--- start Data provided ---

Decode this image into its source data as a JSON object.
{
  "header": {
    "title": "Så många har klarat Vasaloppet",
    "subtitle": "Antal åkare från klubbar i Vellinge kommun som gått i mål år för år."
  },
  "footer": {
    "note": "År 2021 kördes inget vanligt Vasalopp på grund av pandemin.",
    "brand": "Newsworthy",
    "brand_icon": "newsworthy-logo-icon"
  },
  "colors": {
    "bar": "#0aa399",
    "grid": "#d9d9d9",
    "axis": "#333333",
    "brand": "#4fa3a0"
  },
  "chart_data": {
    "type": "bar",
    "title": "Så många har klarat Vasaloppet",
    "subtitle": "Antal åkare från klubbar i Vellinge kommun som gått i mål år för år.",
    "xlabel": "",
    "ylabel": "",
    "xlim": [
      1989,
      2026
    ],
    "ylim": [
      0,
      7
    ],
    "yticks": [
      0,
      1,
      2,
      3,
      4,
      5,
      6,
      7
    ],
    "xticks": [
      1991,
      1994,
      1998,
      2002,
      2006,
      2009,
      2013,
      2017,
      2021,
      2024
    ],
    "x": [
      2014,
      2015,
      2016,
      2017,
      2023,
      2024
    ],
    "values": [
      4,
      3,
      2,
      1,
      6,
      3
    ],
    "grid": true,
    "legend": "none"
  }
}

--- end Data provided ---
--- start Data provided ---

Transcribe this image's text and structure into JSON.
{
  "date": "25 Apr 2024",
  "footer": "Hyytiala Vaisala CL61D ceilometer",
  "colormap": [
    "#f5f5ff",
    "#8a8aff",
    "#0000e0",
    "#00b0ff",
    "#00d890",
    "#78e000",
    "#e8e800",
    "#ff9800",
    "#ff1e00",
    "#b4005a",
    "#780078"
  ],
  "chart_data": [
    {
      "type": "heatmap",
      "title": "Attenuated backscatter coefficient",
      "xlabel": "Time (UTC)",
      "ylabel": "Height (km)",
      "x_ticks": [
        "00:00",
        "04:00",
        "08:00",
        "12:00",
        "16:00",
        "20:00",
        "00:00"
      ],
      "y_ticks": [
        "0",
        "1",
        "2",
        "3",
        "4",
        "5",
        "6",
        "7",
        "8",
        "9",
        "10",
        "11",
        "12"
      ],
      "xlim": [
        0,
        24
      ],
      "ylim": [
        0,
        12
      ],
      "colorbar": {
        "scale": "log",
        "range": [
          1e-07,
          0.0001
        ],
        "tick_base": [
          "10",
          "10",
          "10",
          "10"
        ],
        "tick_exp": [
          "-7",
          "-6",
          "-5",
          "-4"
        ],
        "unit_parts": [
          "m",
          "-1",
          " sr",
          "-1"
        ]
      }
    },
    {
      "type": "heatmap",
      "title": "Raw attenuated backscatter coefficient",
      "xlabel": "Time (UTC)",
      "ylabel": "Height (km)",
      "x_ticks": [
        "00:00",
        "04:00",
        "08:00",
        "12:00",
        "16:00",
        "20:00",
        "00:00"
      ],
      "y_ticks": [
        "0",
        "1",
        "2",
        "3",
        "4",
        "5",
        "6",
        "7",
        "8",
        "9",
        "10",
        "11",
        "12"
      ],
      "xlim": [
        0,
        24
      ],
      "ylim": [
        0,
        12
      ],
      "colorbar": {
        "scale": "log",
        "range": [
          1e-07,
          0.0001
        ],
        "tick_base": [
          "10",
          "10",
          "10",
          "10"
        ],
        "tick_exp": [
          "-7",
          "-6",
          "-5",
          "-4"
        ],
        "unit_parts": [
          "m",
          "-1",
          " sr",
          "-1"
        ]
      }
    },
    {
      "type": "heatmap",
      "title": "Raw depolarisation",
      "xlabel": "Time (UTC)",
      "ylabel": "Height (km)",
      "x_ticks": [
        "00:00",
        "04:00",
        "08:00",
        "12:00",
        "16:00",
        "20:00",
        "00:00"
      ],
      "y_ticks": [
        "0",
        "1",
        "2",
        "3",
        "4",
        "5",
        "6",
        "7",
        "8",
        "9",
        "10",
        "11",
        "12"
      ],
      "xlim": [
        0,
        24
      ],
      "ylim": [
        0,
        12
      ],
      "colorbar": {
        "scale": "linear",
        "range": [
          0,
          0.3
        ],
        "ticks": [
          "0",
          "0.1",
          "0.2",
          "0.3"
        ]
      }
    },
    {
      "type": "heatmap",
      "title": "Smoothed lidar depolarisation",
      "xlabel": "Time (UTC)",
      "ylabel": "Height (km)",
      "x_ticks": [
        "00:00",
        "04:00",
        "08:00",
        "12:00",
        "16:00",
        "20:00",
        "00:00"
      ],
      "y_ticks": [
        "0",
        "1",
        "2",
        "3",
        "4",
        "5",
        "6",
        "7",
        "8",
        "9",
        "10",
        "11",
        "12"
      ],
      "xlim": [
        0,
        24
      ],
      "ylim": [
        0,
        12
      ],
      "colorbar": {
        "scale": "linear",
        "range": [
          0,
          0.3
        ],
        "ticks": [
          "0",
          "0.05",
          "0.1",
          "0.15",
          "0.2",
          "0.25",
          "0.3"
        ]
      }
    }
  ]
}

--- end Data provided ---
--- start Data provided ---

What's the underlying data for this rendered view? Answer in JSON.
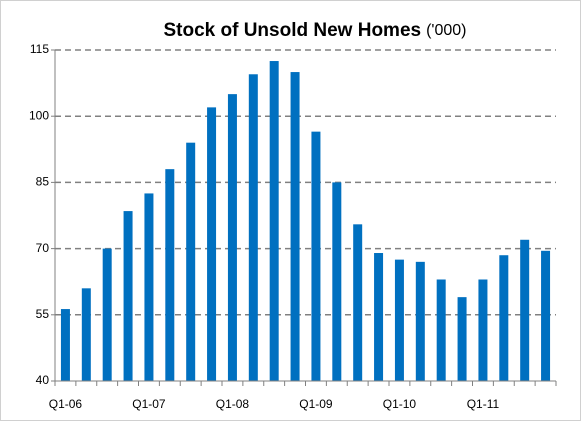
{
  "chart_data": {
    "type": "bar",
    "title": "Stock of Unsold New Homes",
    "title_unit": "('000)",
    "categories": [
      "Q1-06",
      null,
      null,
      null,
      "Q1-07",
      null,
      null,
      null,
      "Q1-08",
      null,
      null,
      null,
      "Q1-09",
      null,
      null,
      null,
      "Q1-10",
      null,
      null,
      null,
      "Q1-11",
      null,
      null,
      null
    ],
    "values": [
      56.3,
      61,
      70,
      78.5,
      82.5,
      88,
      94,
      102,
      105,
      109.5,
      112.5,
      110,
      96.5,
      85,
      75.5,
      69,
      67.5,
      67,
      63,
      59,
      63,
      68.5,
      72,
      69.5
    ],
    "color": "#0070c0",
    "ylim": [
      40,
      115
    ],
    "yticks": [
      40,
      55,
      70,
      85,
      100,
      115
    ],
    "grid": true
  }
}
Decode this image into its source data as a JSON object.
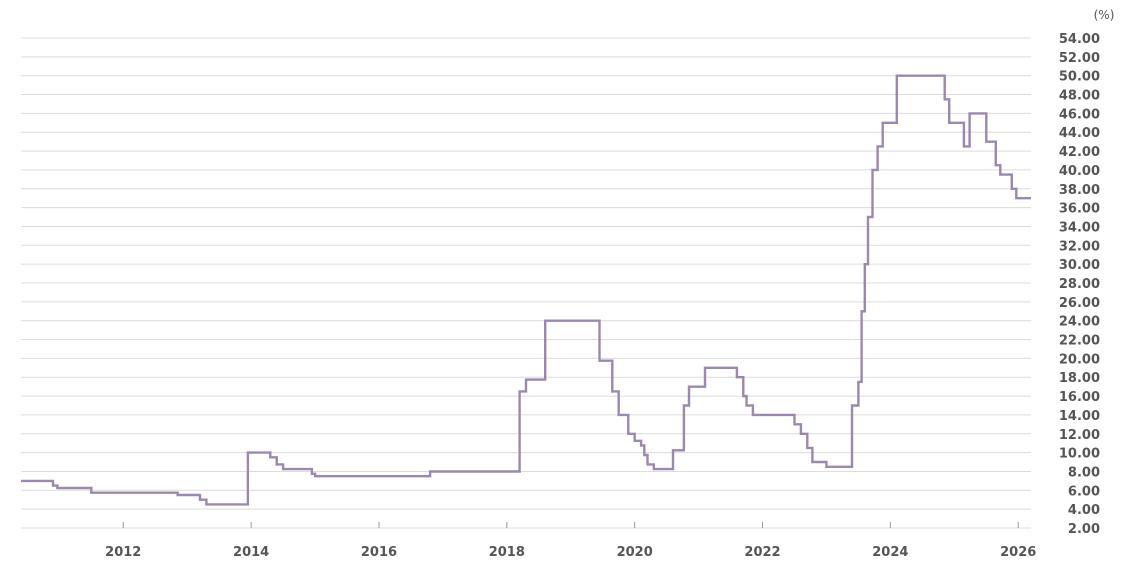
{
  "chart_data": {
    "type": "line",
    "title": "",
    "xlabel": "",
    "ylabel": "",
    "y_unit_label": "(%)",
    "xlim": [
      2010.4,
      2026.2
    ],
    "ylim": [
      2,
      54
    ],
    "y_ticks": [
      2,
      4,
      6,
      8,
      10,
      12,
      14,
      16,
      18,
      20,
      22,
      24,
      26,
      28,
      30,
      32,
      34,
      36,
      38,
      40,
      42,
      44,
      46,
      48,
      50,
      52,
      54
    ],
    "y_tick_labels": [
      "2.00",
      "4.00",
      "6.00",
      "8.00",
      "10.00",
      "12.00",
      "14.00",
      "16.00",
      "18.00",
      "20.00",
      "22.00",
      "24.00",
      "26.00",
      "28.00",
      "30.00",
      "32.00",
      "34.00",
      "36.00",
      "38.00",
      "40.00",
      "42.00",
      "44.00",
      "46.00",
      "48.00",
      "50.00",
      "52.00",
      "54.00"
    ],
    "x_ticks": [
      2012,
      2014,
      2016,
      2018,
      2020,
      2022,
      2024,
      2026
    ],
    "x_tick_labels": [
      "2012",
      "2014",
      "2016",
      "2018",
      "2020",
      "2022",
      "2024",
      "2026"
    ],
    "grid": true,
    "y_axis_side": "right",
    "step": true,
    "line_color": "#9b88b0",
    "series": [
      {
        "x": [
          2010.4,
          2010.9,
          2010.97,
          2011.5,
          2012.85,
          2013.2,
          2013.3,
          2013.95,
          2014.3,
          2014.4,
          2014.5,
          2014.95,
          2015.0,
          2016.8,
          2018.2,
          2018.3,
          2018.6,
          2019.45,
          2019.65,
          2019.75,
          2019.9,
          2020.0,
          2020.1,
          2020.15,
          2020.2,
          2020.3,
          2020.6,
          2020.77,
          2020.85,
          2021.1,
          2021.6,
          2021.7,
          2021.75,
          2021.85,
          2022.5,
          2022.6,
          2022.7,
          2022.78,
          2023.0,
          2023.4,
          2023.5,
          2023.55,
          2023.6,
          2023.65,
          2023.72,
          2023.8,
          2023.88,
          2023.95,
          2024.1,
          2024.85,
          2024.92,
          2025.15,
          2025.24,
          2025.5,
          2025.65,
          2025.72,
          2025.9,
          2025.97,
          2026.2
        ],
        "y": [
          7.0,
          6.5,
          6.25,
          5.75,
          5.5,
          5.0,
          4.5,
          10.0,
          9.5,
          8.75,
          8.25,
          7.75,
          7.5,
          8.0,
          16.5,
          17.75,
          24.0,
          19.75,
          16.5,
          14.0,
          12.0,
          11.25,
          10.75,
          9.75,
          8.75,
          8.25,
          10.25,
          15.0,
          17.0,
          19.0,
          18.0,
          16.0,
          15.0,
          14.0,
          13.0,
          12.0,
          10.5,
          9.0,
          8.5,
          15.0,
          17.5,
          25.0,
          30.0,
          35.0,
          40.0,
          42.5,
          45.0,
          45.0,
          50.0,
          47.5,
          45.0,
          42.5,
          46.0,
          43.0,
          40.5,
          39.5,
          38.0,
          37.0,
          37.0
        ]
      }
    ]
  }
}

--- end Data provided ---

Set problem:
Write out every line of the data that holds the word "klubbar".

Exercise response:
    "subtitle": "Antal åkare från klubbar i Vellinge kommun som gått i mål år för år."
    "subtitle": "Antal åkare från klubbar i Vellinge kommun som gått i mål år för år.",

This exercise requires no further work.